AIM: For the data that follows, report how many lines contain the word "Living", and nothing else.

[start of ENTRIES]

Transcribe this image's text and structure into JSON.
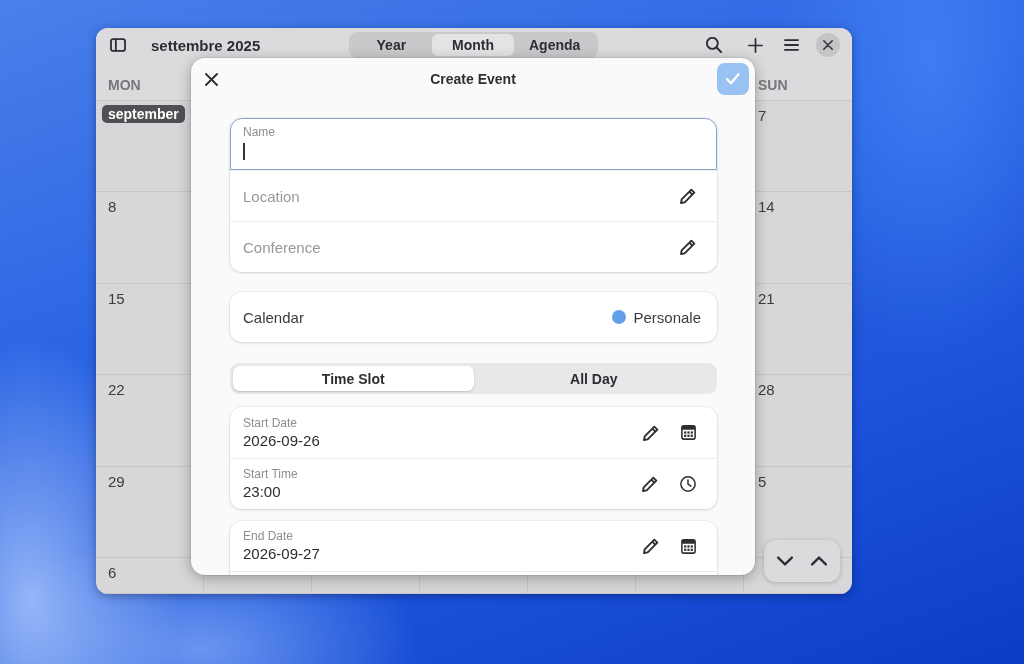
{
  "window": {
    "title": "settembre 2025",
    "views": [
      {
        "label": "Year",
        "selected": false
      },
      {
        "label": "Month",
        "selected": true
      },
      {
        "label": "Agenda",
        "selected": false
      }
    ]
  },
  "month_grid": {
    "first_column": {
      "heading": "MON",
      "cells": [
        {
          "kind": "month",
          "text": "september"
        },
        {
          "kind": "day",
          "text": "8"
        },
        {
          "kind": "day",
          "text": "15"
        },
        {
          "kind": "day",
          "text": "22"
        },
        {
          "kind": "day",
          "text": "29"
        },
        {
          "kind": "day",
          "text": "6"
        }
      ]
    },
    "last_column": {
      "heading": "SUN",
      "cells": [
        {
          "kind": "day",
          "text": "7"
        },
        {
          "kind": "day",
          "text": "14"
        },
        {
          "kind": "day",
          "text": "21"
        },
        {
          "kind": "day",
          "text": "28"
        },
        {
          "kind": "day",
          "text": "5"
        }
      ]
    }
  },
  "dialog": {
    "title": "Create Event",
    "confirm": {
      "disabled": true
    },
    "entries": [
      {
        "label": "Name",
        "focused": true
      },
      {
        "label": "Location",
        "focused": false
      },
      {
        "label": "Conference",
        "focused": false
      }
    ],
    "calendar": {
      "label": "Calendar",
      "value": "Personale",
      "color": "#62a0ea"
    },
    "time_mode": [
      {
        "label": "Time Slot",
        "selected": true
      },
      {
        "label": "All Day",
        "selected": false
      }
    ],
    "groups": [
      {
        "rows": [
          {
            "kind": "date",
            "label": "Start Date",
            "value": "2026-09-26"
          },
          {
            "kind": "time",
            "label": "Start Time",
            "value": "23:00"
          }
        ]
      },
      {
        "rows": [
          {
            "kind": "date",
            "label": "End Date",
            "value": "2026-09-27"
          }
        ]
      }
    ]
  }
}
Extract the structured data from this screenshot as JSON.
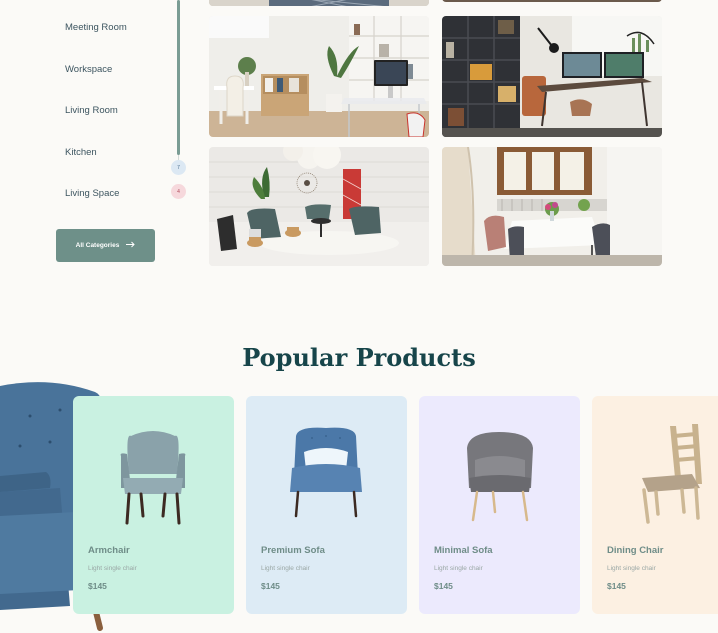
{
  "categories": [
    {
      "label": "Meeting Room"
    },
    {
      "label": "Workspace"
    },
    {
      "label": "Living Room"
    },
    {
      "label": "Kitchen",
      "badge": "7"
    },
    {
      "label": "Living Space",
      "badge": "4"
    }
  ],
  "all_categories_button": {
    "label": "All Categories",
    "icon": "arrow-right-icon"
  },
  "section": {
    "title": "Popular Products"
  },
  "products": [
    {
      "name": "Armchair",
      "desc": "Light single chair",
      "price": "$145",
      "bg": "#c9f1e1"
    },
    {
      "name": "Premium Sofa",
      "desc": "Light single chair",
      "price": "$145",
      "bg": "#ddebf5"
    },
    {
      "name": "Minimal Sofa",
      "desc": "Light single chair",
      "price": "$145",
      "bg": "#eceafd"
    },
    {
      "name": "Dining Chair",
      "desc": "Light single chair",
      "price": "$145",
      "bg": "#fcf0e2"
    }
  ]
}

[end of ENTRIES]

OUTPUT OF THE TASK: 2